◆ Written request
For the data below, report only the number of lines containing the string "screenshot".

[Source data]
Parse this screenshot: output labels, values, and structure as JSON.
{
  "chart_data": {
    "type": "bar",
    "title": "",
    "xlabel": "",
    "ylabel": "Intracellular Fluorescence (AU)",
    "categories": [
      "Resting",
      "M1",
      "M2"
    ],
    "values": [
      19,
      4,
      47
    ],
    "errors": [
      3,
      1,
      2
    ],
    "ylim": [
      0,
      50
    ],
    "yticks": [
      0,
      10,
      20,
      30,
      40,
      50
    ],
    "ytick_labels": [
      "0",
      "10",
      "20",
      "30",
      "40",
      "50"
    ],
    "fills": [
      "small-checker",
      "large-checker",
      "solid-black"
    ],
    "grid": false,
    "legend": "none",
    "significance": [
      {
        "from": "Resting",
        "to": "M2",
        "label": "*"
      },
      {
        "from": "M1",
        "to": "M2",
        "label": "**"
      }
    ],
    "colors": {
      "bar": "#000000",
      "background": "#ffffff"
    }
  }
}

---

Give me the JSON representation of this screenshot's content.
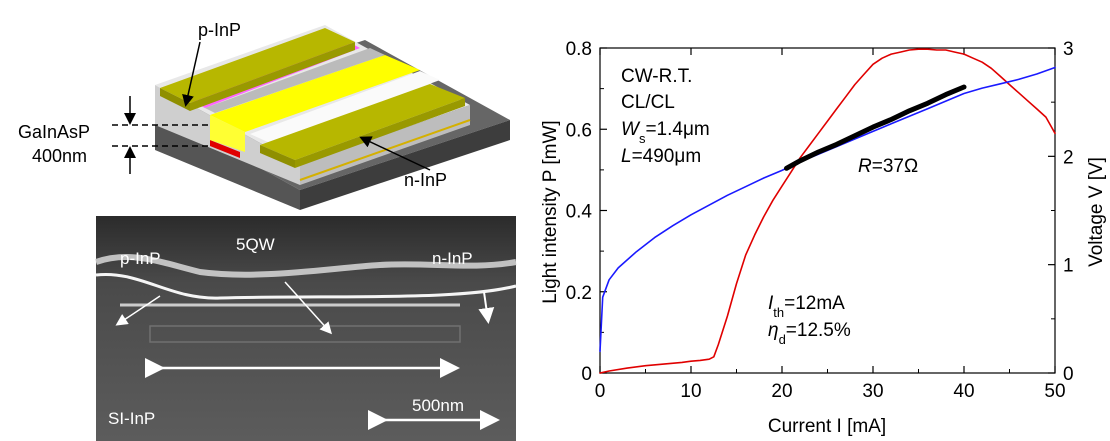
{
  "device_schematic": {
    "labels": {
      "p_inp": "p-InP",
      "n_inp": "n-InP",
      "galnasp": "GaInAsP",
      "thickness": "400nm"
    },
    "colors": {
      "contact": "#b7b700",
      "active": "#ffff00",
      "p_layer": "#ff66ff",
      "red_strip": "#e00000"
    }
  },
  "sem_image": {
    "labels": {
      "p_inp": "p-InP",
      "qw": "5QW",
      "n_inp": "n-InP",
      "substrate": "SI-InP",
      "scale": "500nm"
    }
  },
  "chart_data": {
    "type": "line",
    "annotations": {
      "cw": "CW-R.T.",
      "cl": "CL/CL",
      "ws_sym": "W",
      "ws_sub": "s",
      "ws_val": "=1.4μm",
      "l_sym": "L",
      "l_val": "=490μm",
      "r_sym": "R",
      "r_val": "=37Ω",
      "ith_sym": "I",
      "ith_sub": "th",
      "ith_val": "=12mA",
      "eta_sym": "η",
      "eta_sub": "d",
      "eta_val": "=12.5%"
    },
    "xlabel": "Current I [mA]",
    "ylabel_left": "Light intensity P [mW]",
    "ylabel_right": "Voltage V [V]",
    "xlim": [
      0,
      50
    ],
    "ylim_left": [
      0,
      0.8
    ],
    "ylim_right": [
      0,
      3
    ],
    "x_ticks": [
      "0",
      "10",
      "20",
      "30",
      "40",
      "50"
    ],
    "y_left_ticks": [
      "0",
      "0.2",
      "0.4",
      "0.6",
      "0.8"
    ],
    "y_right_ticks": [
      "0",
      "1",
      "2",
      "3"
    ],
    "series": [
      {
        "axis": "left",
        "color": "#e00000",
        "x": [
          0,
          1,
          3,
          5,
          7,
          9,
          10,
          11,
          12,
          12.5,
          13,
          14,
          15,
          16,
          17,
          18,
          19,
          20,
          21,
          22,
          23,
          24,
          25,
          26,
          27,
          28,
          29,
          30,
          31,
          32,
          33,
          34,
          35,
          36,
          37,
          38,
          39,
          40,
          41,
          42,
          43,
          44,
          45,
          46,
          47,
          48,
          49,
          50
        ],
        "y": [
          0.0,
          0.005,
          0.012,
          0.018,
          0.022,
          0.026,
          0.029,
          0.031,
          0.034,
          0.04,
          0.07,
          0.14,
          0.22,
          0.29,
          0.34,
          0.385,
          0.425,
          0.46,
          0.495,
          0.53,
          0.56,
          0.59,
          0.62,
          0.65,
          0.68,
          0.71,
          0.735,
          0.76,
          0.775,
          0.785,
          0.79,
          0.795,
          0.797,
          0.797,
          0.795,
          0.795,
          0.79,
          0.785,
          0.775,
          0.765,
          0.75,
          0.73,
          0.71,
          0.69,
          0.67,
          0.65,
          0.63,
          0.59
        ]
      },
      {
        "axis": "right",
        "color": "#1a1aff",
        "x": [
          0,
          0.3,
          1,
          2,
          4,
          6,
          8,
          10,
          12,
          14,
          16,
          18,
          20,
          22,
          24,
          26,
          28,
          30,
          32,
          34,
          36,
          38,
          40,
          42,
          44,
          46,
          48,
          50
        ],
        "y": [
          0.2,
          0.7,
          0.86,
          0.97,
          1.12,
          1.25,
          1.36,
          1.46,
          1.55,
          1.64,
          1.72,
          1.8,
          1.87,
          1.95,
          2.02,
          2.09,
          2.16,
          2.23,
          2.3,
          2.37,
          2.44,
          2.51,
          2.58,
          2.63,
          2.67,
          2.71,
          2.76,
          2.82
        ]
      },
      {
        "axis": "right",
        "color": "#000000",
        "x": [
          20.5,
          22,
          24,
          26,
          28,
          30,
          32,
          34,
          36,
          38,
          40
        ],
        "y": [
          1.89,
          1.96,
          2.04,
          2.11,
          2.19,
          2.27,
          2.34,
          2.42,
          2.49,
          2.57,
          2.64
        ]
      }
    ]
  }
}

◆ Solution below
2